■ Aim of the task ■
Look through the records below and collect all lines that hold the string "INITIAL".

■ Record list ■
=-=-=
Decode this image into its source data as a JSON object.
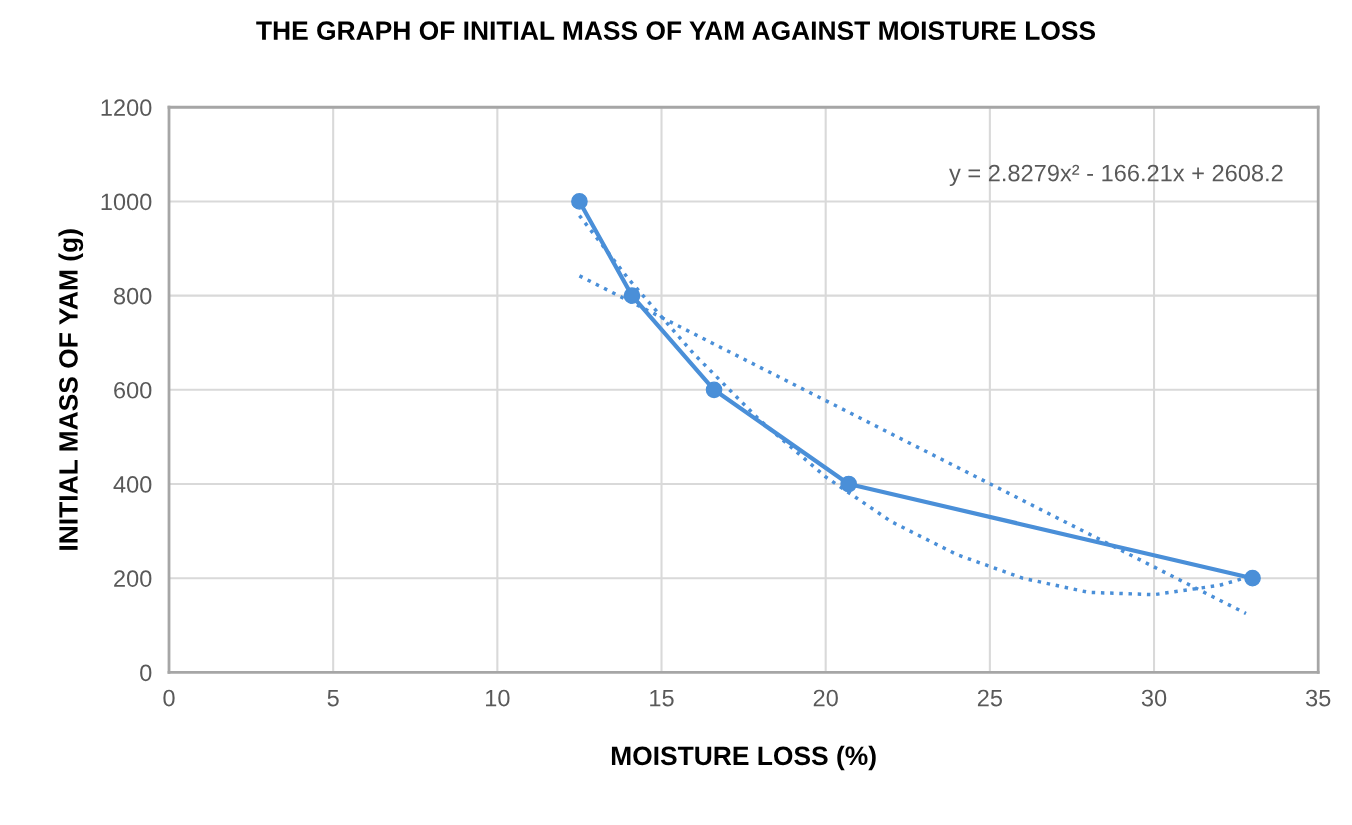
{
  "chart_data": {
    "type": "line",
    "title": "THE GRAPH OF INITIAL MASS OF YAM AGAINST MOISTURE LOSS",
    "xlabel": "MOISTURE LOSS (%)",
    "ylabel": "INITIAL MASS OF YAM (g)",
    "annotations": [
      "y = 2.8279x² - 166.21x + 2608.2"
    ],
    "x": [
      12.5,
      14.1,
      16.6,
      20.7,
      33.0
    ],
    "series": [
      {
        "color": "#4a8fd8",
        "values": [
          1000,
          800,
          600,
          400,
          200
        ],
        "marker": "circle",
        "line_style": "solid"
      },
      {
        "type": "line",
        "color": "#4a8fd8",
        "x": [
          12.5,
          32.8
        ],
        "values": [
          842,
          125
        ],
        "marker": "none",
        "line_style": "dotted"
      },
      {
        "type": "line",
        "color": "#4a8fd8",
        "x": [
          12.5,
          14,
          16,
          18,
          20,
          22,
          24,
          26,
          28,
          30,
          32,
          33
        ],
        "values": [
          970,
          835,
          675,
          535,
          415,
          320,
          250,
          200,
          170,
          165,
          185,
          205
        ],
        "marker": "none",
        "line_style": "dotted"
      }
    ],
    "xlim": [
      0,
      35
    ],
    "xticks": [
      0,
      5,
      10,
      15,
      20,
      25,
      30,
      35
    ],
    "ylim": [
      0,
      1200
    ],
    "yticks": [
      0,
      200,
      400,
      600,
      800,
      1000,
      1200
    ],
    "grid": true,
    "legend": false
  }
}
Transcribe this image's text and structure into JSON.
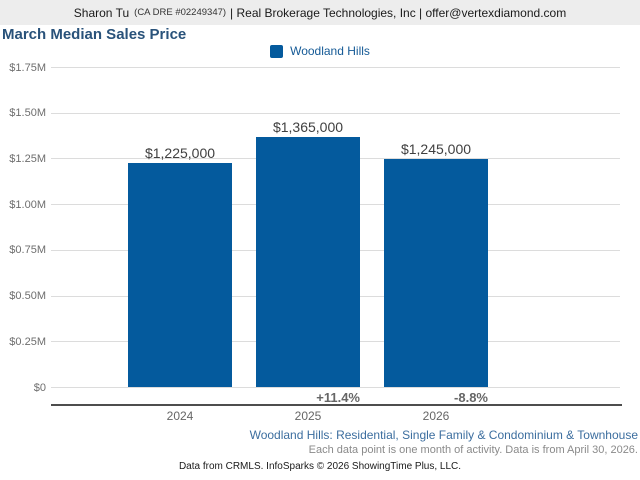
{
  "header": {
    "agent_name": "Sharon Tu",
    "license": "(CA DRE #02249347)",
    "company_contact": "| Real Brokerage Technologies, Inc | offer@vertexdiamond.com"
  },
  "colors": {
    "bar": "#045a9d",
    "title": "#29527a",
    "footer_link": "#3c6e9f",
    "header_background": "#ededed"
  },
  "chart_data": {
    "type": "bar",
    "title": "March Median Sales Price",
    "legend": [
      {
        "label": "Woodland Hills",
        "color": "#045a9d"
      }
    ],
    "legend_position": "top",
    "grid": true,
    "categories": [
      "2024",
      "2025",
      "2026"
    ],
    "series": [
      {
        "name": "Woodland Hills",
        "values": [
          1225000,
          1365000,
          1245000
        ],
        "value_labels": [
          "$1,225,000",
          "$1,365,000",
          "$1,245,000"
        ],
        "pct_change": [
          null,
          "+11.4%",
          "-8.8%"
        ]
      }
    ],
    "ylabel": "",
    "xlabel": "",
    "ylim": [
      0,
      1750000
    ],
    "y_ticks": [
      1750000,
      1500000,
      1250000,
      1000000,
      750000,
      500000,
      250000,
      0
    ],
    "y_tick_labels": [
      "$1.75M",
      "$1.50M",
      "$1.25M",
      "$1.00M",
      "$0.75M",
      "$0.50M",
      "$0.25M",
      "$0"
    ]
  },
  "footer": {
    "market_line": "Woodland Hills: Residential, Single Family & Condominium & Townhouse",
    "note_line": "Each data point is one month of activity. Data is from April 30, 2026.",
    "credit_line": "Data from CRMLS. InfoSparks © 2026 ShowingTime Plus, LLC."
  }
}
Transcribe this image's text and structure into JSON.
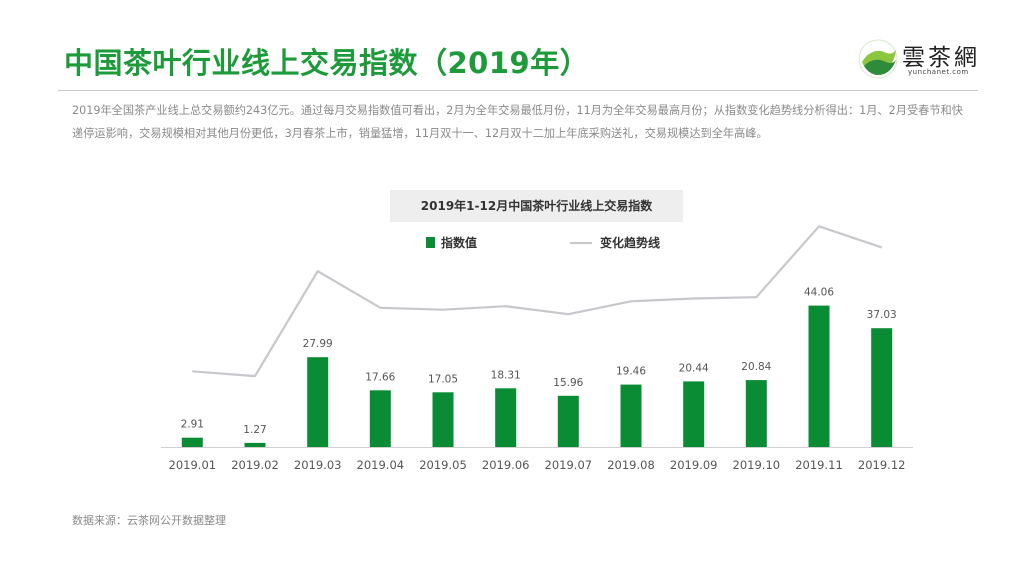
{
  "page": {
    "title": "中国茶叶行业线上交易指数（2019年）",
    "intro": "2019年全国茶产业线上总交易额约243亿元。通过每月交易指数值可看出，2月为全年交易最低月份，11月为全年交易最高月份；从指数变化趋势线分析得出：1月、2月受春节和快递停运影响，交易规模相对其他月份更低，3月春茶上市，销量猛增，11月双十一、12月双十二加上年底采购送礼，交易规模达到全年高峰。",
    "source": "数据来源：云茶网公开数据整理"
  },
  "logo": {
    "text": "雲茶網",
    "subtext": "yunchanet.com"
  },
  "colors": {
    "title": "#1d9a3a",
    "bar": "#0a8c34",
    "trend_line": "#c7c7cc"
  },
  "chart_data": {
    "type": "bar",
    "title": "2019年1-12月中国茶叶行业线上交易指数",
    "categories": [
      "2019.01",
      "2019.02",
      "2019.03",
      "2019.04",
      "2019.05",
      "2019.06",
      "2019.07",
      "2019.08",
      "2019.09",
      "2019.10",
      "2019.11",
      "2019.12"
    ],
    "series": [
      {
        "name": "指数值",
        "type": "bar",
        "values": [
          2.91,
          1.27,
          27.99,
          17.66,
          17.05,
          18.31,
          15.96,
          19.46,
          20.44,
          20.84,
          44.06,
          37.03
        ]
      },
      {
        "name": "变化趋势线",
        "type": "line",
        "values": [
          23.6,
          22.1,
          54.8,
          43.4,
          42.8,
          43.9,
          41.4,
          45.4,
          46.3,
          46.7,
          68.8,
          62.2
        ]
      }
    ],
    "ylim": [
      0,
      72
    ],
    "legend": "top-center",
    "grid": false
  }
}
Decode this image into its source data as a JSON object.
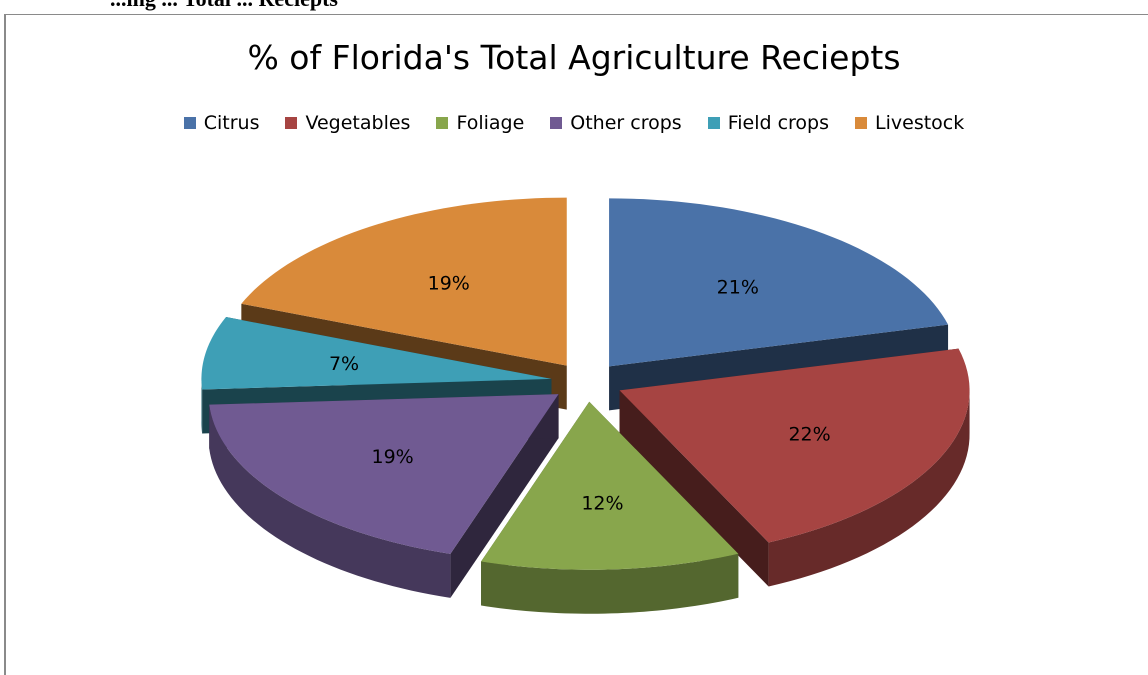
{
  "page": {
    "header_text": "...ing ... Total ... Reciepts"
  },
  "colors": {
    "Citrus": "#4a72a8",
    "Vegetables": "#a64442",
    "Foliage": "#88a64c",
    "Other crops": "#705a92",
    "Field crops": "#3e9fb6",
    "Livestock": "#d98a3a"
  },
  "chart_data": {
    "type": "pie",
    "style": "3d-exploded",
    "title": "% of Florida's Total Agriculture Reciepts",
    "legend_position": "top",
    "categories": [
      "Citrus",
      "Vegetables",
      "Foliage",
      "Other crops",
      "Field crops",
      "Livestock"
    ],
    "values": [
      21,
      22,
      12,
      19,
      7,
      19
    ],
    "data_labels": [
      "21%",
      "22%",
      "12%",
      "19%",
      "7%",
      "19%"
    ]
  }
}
=-=-=
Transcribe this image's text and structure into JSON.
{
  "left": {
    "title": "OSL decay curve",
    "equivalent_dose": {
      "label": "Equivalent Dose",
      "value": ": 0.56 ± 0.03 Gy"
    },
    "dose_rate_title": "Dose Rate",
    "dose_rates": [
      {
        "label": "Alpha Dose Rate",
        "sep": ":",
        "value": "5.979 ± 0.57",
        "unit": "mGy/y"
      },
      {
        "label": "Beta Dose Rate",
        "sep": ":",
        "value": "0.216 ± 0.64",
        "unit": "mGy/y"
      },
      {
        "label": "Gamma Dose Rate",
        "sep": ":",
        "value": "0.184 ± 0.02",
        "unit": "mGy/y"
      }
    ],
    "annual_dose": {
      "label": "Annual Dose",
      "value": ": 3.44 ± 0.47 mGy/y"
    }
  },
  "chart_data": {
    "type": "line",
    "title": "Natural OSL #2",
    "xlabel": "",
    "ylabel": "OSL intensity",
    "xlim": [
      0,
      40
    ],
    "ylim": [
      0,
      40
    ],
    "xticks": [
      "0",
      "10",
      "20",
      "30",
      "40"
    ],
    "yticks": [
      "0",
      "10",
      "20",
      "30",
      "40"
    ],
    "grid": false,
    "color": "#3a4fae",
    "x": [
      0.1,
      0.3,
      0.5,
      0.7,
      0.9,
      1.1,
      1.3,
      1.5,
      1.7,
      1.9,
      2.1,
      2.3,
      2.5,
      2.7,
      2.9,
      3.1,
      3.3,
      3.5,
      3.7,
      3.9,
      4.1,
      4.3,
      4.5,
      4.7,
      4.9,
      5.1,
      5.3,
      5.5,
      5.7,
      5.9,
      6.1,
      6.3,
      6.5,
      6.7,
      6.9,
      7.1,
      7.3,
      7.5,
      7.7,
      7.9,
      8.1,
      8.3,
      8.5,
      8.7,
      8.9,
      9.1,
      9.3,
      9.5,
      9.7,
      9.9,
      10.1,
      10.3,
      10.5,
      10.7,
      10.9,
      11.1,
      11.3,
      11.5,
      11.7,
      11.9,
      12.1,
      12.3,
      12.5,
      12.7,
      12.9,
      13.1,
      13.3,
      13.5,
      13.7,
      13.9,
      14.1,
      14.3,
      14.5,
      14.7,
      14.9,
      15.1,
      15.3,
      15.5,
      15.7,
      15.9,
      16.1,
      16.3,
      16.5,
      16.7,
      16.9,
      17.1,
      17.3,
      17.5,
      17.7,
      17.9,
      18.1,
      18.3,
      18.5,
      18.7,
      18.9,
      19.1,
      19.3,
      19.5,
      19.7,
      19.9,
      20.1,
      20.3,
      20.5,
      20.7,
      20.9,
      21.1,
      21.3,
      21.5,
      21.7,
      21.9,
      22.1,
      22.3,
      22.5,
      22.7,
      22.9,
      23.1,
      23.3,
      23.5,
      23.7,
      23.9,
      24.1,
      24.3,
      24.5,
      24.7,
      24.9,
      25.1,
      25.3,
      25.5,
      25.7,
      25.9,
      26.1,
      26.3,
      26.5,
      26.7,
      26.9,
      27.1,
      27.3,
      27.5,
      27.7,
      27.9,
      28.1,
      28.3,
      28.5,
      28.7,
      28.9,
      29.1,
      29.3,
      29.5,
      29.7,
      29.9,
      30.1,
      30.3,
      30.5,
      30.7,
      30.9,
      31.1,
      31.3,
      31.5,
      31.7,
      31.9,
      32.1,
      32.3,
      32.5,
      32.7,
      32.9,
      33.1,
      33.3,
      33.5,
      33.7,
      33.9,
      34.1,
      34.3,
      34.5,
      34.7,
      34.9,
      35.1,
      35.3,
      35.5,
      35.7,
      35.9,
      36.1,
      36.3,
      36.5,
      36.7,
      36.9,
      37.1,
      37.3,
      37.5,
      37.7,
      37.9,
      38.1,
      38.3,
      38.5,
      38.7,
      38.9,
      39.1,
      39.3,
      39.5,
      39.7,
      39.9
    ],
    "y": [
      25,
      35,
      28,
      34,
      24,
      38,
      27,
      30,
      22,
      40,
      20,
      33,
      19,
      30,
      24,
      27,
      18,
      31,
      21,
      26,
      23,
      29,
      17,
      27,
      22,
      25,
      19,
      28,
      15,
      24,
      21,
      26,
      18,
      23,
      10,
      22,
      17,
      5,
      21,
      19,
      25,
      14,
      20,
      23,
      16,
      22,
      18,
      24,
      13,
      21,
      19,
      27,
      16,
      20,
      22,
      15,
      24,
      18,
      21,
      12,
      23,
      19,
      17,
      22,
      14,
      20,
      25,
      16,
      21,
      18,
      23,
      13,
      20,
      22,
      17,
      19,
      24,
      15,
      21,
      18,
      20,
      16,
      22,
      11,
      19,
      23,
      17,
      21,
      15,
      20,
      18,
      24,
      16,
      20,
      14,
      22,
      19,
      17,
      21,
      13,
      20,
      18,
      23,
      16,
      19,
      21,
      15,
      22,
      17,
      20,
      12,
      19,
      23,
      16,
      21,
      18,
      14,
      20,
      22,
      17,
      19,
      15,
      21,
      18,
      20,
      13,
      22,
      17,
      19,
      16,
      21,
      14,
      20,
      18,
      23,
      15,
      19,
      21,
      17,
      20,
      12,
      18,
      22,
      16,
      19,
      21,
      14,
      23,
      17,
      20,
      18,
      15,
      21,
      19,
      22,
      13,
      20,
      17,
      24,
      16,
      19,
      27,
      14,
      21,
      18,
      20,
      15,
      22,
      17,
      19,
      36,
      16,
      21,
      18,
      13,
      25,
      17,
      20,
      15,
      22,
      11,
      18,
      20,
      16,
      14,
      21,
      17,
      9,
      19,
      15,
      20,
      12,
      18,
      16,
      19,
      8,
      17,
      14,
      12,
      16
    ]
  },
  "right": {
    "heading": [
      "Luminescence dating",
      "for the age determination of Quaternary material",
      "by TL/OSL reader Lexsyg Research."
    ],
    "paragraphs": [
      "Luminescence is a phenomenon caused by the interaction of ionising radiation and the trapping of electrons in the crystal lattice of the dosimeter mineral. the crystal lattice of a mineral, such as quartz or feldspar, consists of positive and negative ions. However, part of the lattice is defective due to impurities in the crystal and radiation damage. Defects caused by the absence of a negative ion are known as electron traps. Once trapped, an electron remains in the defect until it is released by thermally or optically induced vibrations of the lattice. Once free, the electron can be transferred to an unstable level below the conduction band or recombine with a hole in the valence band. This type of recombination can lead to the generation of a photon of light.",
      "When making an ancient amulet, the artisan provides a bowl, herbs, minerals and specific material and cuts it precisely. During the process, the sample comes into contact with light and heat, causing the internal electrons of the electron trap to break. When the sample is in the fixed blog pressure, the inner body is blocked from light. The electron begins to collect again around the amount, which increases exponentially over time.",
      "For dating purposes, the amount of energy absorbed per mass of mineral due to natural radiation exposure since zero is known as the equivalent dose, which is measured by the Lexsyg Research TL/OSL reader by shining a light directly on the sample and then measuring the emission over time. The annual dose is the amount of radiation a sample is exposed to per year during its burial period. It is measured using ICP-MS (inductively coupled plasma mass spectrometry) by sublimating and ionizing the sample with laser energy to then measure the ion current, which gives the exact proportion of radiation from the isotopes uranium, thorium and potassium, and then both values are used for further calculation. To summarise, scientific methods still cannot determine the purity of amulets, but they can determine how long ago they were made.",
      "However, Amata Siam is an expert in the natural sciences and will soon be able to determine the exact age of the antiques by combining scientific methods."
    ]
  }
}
=-=-=
■ Answer for this exercise ■
    "title": "THE GRAPH OF INITIAL MASS OF YAM AGAINST MOISTURE LOSS",
    "ylabel": "INITIAL MASS OF YAM (g)",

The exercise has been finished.